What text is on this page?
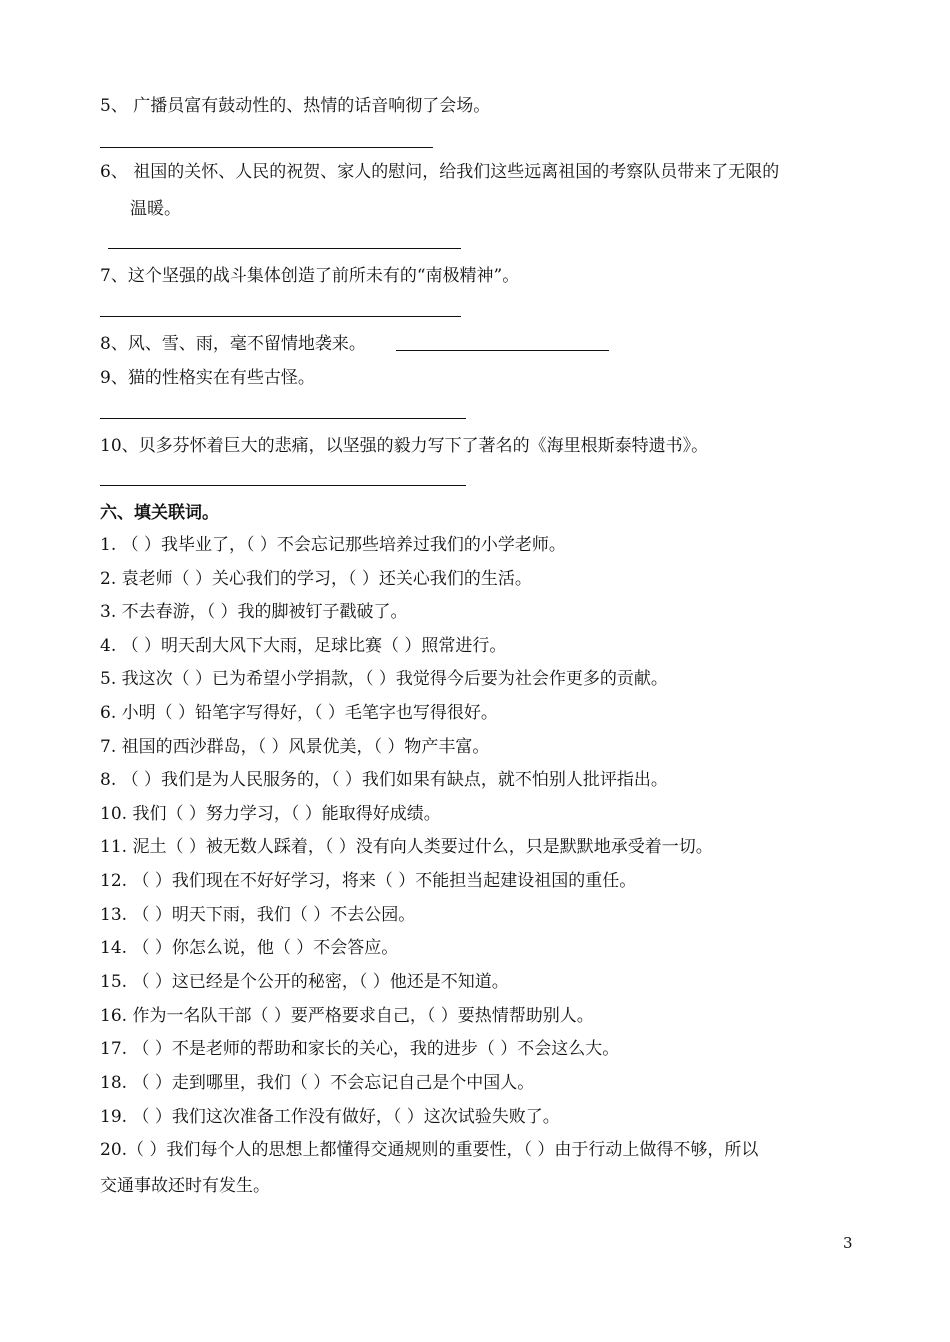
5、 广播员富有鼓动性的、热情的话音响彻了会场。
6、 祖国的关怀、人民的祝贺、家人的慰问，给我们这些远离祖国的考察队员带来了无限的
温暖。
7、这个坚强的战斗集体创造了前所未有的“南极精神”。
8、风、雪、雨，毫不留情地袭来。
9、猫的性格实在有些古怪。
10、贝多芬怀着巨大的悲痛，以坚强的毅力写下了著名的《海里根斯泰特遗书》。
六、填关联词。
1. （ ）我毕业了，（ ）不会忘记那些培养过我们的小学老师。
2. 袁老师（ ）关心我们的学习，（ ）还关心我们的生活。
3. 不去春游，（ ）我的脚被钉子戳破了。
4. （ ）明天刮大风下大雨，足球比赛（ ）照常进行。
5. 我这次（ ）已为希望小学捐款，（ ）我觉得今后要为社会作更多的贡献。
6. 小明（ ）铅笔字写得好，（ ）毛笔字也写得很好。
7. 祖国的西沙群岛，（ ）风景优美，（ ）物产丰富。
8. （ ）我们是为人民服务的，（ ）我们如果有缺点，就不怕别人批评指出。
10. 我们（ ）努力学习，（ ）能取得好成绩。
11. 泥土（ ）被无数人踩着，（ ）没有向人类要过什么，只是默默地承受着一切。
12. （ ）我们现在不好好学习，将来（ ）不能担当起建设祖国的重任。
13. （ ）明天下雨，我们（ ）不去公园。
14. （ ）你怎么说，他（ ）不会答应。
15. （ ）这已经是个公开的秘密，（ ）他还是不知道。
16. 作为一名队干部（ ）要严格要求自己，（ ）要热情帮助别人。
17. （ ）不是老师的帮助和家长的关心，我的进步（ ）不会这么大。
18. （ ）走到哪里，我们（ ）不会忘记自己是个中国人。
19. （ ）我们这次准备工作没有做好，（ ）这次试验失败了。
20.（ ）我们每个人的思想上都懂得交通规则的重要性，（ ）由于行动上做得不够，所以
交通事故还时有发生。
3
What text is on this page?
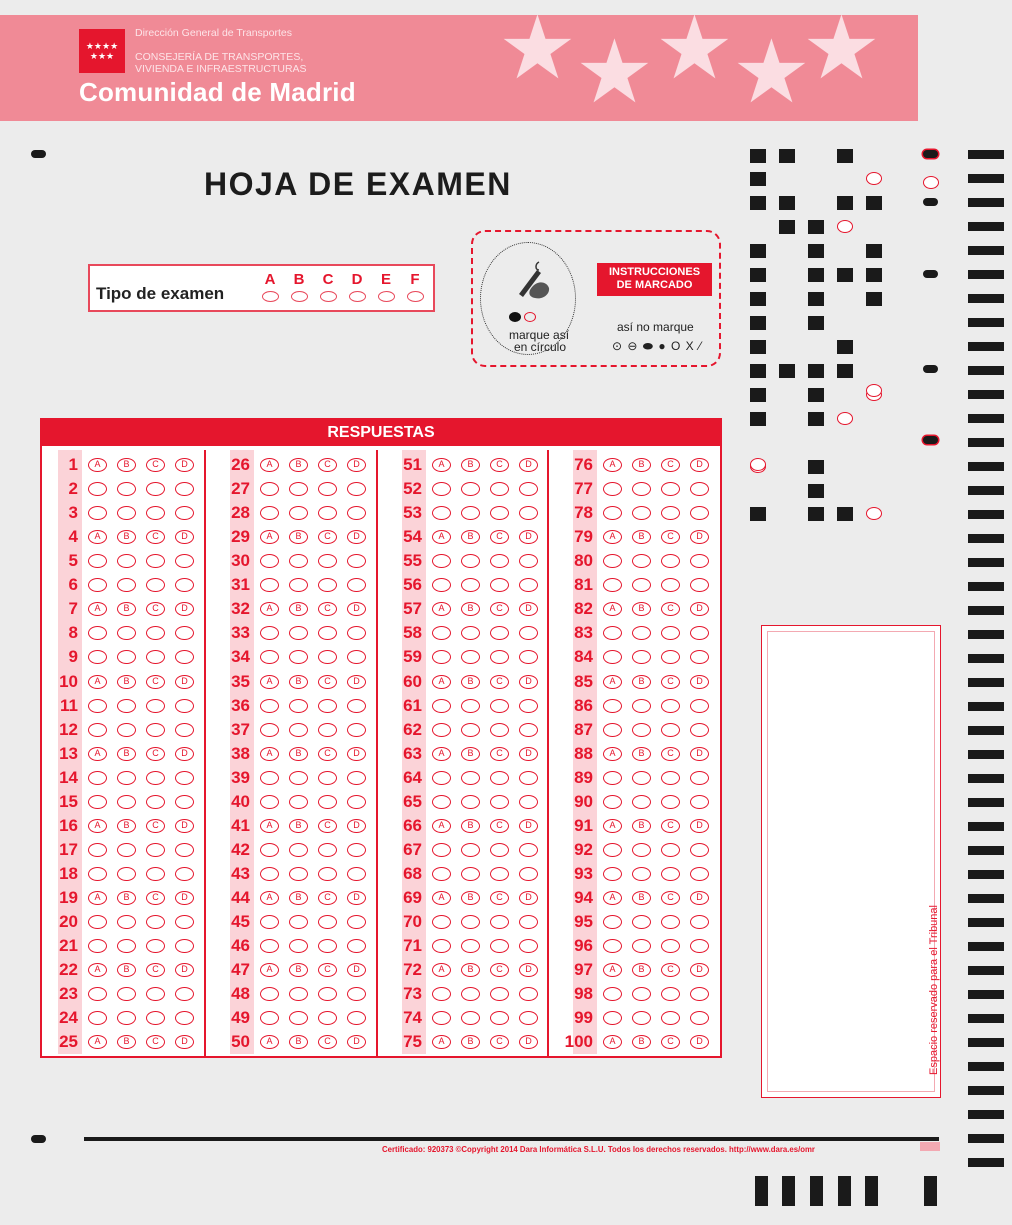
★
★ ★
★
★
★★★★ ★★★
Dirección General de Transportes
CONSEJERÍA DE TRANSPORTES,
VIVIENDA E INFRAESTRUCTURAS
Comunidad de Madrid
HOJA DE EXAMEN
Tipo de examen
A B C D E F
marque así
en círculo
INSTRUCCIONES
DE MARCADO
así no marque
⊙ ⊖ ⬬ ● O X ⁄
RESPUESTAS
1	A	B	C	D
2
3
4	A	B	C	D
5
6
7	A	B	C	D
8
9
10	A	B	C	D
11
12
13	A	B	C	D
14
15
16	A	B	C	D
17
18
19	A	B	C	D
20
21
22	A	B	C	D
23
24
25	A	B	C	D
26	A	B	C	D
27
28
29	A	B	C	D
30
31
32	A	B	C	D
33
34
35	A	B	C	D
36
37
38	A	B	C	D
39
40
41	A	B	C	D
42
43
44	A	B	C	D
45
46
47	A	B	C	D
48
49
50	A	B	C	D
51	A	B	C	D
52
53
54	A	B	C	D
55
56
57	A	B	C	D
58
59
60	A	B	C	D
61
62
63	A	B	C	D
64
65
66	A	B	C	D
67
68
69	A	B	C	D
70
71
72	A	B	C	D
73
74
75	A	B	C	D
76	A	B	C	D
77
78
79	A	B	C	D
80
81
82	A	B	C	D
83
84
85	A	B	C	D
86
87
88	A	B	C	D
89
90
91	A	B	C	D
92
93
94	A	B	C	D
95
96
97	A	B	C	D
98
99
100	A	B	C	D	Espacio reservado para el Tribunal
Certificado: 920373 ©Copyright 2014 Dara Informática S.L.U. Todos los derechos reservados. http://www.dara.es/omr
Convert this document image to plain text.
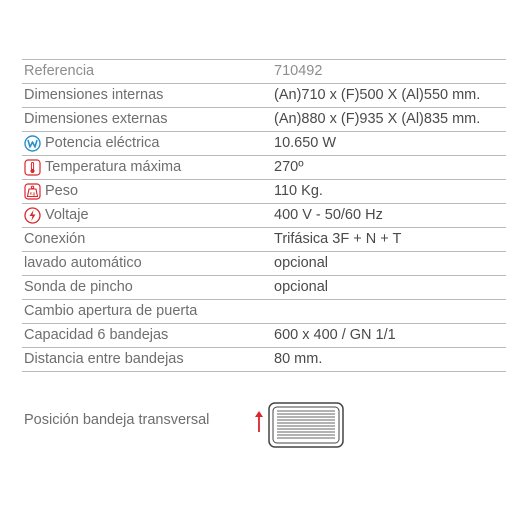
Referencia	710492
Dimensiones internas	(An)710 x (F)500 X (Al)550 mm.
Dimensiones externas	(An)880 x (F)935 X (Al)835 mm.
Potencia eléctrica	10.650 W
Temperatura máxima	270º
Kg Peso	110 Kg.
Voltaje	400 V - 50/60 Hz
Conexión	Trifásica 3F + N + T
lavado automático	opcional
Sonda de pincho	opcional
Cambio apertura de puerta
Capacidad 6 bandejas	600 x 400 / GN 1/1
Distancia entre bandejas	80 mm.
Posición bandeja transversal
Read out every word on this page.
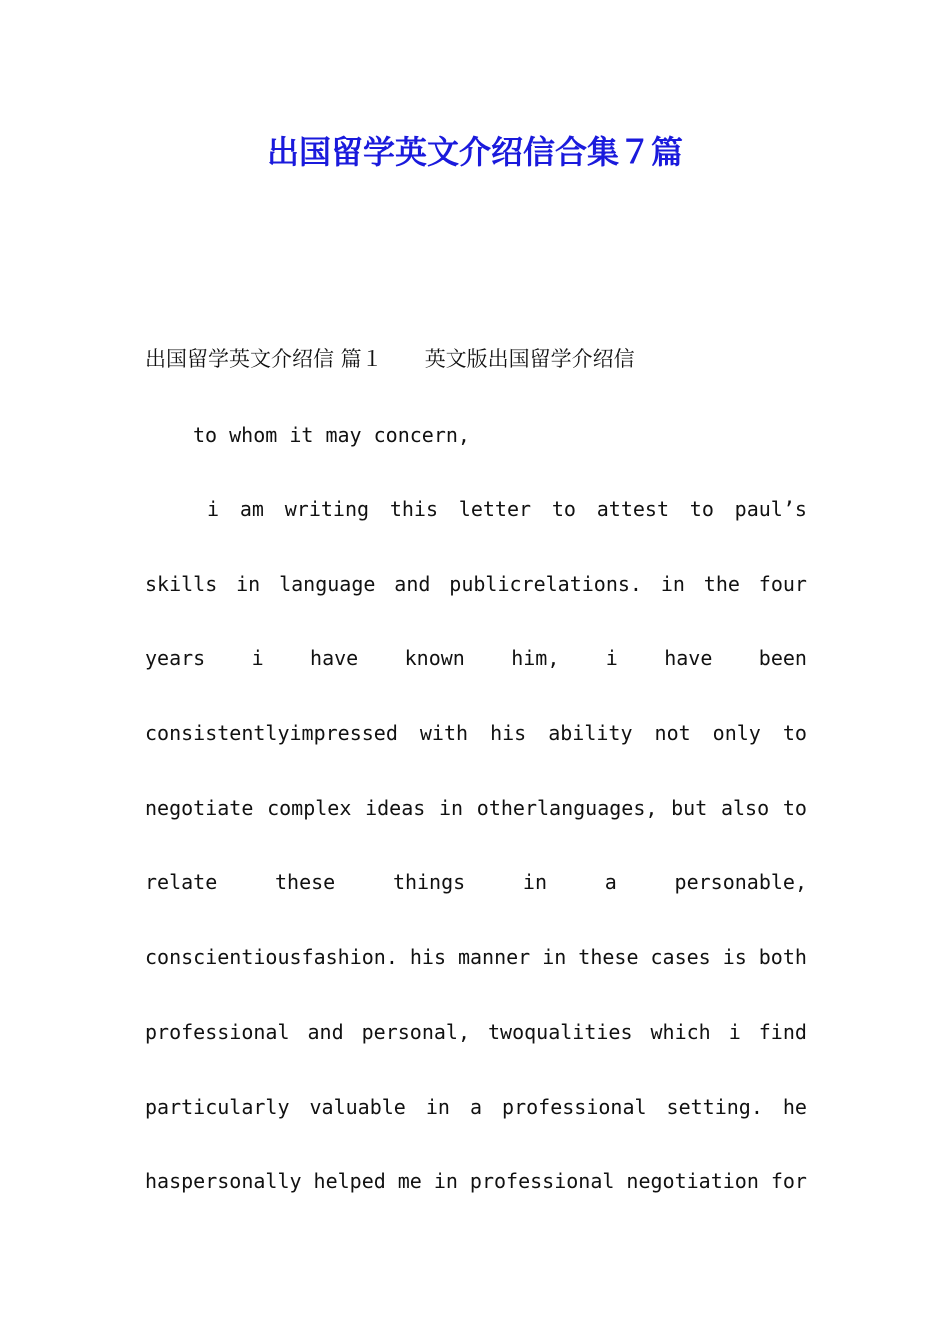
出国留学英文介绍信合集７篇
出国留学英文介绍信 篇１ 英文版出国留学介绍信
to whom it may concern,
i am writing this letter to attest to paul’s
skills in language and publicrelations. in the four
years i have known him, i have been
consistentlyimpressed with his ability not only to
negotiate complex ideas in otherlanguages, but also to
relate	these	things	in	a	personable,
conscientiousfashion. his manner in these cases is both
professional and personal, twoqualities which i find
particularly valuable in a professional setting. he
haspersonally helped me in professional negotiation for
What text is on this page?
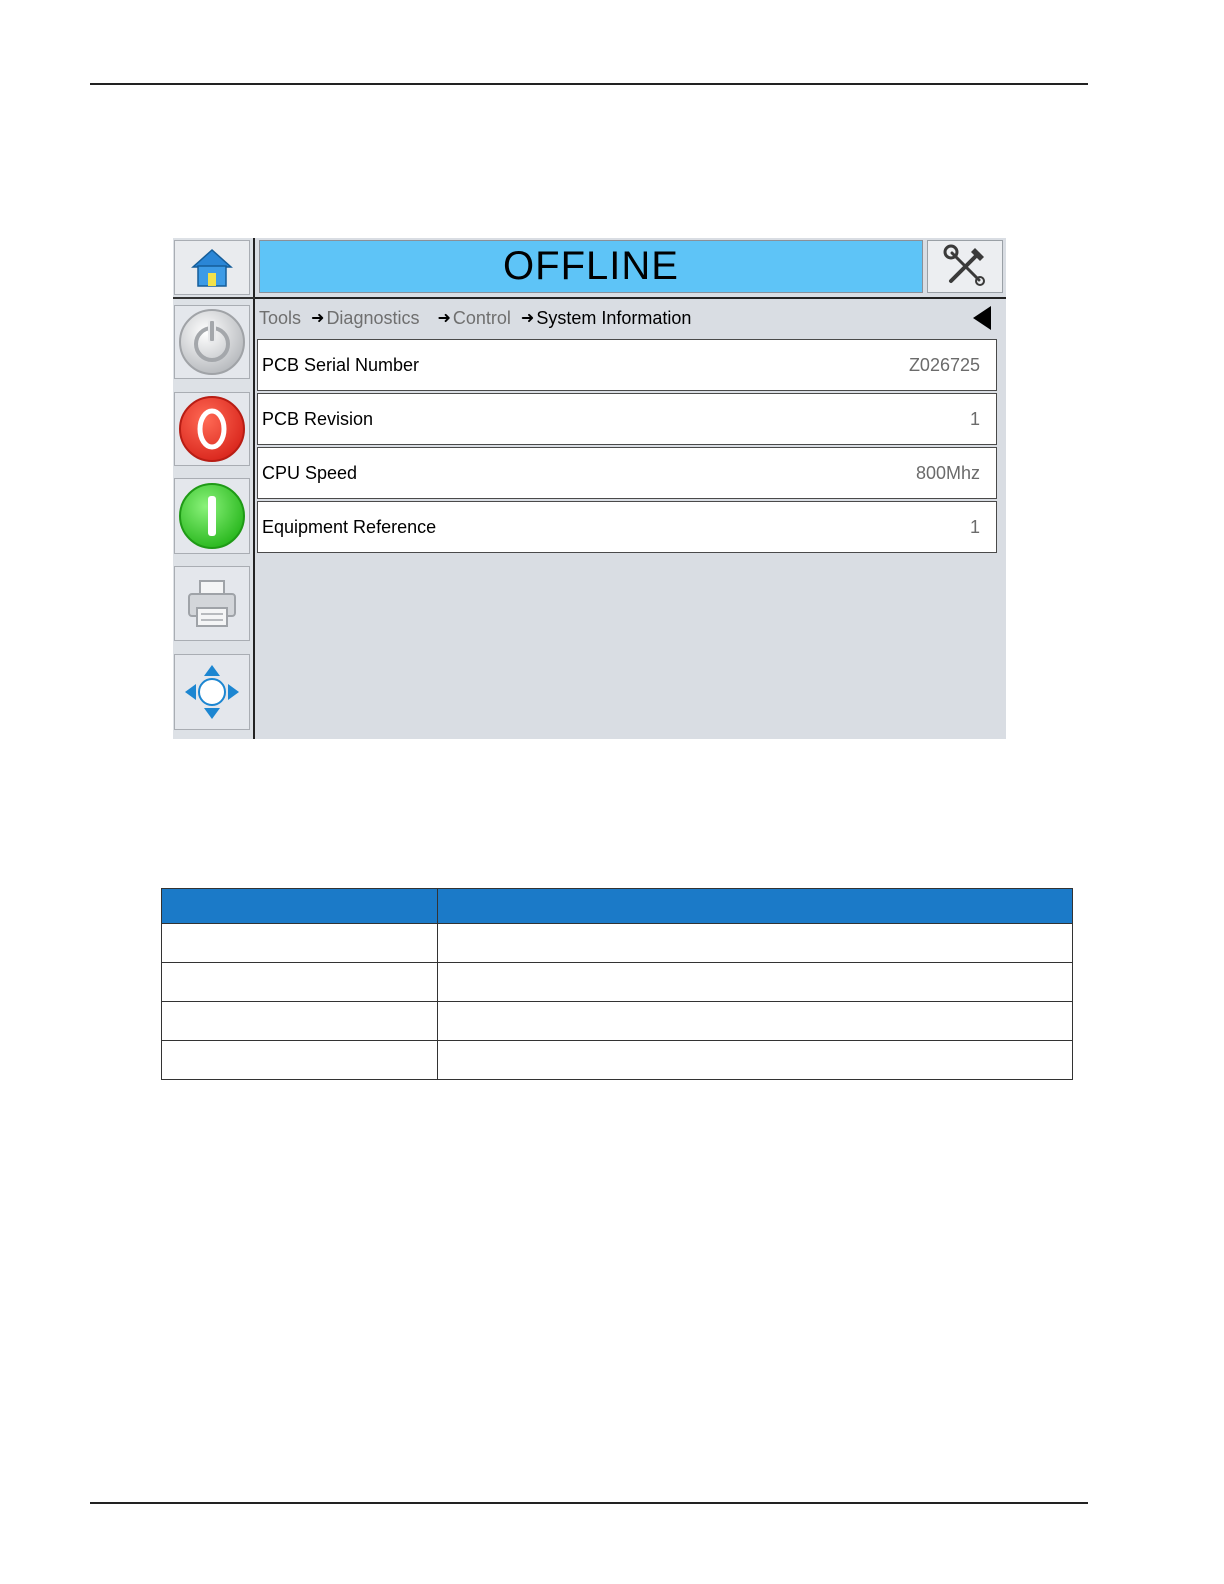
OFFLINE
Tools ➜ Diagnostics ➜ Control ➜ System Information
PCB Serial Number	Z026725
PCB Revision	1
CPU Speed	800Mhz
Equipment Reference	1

+++++

YOUR GOAL.
Pick out every line holding the string "opcional" and return it.

EXPECTED OUTPUT.
lavado automático	opcional
Sonda de pincho	opcional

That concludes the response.